(Dataset entries)

╭──

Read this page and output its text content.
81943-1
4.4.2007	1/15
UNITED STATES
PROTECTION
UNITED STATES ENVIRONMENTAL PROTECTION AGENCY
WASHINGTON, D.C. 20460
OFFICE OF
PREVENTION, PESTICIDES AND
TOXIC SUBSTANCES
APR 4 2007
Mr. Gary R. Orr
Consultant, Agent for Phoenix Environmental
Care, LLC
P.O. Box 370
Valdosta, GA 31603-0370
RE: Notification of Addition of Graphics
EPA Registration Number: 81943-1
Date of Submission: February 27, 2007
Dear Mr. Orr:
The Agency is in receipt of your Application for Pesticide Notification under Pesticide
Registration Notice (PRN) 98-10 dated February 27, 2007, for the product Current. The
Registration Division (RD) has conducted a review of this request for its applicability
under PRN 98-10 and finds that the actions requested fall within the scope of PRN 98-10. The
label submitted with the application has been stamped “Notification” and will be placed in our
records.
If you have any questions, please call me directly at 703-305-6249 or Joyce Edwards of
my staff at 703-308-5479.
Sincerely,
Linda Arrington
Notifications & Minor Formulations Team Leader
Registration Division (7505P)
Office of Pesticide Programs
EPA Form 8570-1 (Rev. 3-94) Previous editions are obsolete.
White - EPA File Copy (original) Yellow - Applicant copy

╰──

## Required work:
Some lines of the records may hold the word "Division". How many do? Answer with a number and nothing else.

## Solved problem:
2